## Source extract
┄┄┄┄┄┄

Not at all! See below (Edit: I see what you're saying. Still, see below. Opt. 2 might be best here, but it depends)

> And then performance tanks, because, yeah, for that particular parameter value the reasoning was true, but not for 99% other cases

We had billion row searches and the cost of a recompile might be a second or two but the cost of a bad query (from previous, cached plan) can be vastly larger. Esp. here as you talk about it not suiting the other 99% of queries.

2 poss solutions:

1. Force a recompile every time. <https://docs.microsoft.com/en-us/sql/relational-databases/st...> (... WITH RECOMPILE clause). This really worked for us. Note that cpu is proportionately cheaper if you have multiple cores, and who doesn't these days. Recompiles are cheap on such machines. Recompile works very well IME!

2. More advanced. If you know the type of data the query then write identical queries in stored procs with different names, and consistently use a given proc for given expected parameter(s). Each proc compiles and stores its own query plan, so you have multiple query plans ready to go.

Further, make sure your stats are a) present and b) up-to-date. Bad stats = train-wreck query plans.

Further redux, don't assume that a covering index is all good news. I'd have to look at the query plan (edit: what I'm saying is multiple 'thinner' covering indexes may be better than one fat one).

1 & 2 may be complementary rather than totally exclusive but nevver used both together.

If you need any more, shout.

jve · on March 30, 2022

> Force a recompile every time.

Nah. That may take multiple milliseconds. When fine tuned, this query runs in <1ms. It would be an option if it would execute thousands of times per hour, but not millions.

> write identical queries in stored procs with different names

Changing a 3rd party vendor application is not an option. At least for a DBA. Well, maybe it could be an option, when there are really no other options and business starts cashing out to vendor tons of money. But that's a hack - better hack SQL directly and don't bother implementing these ugly hacks in a vendor app that may be applicable only to particular case, particular data distribution with hardcoded stuff.

┄┄┄┄┄┄

## Given task A
From the query-plan thread, write out the passage between "Further, make sure" and "any more, shout.", inclusive.
## Given task B
In the query-plan thread, how long does jve say the query takes to run once it is fine-tuned?
## Given task C
What measures does the first reply in the query-plan thread recommend for avoiding bad query plans? List them all.

## Entries supplied
┄┄┄┄┄┄

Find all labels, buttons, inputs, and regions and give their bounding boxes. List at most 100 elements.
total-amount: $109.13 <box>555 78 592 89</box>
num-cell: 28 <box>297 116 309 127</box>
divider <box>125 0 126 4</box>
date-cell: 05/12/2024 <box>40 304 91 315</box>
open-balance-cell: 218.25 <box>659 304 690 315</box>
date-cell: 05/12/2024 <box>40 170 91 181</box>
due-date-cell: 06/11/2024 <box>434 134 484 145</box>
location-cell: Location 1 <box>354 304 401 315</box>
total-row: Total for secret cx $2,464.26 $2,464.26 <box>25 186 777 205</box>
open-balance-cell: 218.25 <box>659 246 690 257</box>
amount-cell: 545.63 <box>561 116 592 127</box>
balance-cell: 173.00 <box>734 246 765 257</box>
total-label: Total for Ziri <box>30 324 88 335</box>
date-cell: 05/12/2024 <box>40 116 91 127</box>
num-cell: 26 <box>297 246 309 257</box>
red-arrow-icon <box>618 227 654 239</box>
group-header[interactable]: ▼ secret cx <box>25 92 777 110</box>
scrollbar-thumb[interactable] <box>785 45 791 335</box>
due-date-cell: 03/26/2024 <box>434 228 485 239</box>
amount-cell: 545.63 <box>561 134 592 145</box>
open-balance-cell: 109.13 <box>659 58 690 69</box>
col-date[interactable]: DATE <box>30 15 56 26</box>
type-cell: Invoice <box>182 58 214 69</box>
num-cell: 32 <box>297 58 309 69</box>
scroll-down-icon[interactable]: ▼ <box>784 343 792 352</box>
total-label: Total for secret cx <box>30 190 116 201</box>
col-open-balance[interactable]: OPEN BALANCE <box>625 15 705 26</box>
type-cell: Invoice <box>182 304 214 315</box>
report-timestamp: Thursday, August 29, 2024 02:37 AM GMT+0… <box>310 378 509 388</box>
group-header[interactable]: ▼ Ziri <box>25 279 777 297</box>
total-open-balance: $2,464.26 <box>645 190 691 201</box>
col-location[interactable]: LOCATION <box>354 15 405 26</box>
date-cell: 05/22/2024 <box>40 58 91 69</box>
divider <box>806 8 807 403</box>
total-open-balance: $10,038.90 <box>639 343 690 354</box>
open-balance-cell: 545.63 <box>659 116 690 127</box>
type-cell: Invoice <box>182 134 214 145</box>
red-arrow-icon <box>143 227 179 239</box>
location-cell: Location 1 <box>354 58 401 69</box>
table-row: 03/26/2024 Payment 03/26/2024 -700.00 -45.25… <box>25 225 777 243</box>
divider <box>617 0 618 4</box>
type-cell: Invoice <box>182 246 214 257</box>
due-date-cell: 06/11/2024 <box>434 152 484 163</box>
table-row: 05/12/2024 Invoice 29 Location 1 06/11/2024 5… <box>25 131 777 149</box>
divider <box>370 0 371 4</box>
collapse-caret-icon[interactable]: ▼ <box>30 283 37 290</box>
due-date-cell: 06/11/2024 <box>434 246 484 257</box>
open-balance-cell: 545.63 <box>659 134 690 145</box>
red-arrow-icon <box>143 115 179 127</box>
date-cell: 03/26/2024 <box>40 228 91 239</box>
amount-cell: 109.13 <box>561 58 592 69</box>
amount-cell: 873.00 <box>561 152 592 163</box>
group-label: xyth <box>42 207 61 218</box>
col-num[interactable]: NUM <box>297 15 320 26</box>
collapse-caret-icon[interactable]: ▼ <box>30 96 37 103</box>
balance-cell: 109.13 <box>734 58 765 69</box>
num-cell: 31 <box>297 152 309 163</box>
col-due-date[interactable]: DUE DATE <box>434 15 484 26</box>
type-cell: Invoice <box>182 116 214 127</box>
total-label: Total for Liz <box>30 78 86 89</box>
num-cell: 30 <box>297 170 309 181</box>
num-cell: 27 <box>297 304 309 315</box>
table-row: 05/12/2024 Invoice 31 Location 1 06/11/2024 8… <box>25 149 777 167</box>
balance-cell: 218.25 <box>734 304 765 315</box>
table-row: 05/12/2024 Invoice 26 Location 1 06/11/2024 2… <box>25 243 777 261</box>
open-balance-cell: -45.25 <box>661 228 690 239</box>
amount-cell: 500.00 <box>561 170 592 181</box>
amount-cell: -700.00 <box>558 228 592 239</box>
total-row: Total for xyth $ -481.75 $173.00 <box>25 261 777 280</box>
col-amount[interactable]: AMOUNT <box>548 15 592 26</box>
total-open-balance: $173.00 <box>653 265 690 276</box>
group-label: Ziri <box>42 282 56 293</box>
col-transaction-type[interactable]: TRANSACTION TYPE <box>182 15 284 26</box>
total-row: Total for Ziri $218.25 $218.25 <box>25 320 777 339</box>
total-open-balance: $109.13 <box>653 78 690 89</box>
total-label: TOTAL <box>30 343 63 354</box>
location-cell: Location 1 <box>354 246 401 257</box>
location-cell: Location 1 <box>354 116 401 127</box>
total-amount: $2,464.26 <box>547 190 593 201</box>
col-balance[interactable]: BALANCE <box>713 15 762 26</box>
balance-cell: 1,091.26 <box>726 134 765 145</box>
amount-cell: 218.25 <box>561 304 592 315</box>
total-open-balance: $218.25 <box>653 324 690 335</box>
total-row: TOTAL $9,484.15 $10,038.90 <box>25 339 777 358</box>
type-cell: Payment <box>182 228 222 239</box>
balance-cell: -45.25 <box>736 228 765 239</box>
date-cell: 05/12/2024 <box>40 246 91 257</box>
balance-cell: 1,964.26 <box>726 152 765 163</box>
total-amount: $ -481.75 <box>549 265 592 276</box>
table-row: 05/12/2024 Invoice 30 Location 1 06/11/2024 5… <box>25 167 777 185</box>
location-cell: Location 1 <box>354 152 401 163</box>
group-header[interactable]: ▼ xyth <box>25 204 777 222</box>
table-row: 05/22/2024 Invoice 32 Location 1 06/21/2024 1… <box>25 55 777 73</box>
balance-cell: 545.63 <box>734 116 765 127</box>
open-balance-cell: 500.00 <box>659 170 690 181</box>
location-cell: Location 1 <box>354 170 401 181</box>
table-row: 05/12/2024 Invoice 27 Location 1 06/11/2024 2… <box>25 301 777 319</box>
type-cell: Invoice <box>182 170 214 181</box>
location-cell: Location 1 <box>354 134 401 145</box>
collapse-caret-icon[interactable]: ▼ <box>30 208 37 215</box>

┄┄┄┄┄┄

## Solution A
Further, make sure your stats are a) present and b) up-to-date. Bad stats = train-wreck query plans.

Further redux, don't assume that a covering index is all good news. I'd have to look at the query plan (edit: what I'm saying is multiple 'thinner' covering indexes may be better than one fat one).

1 & 2 may be complementary rather than totally exclusive but nevver used both together.

If you need any more, shout.

## Solution B
Under 1 ms.

## Solution C
- Force a recompile every time with the WITH RECOMPILE clause.
- Write identical queries in stored procs with different names, and consistently use a given proc for given expected parameters.
- Make sure stats are present and up-to-date.
- Consider multiple thinner covering indexes instead of one fat one.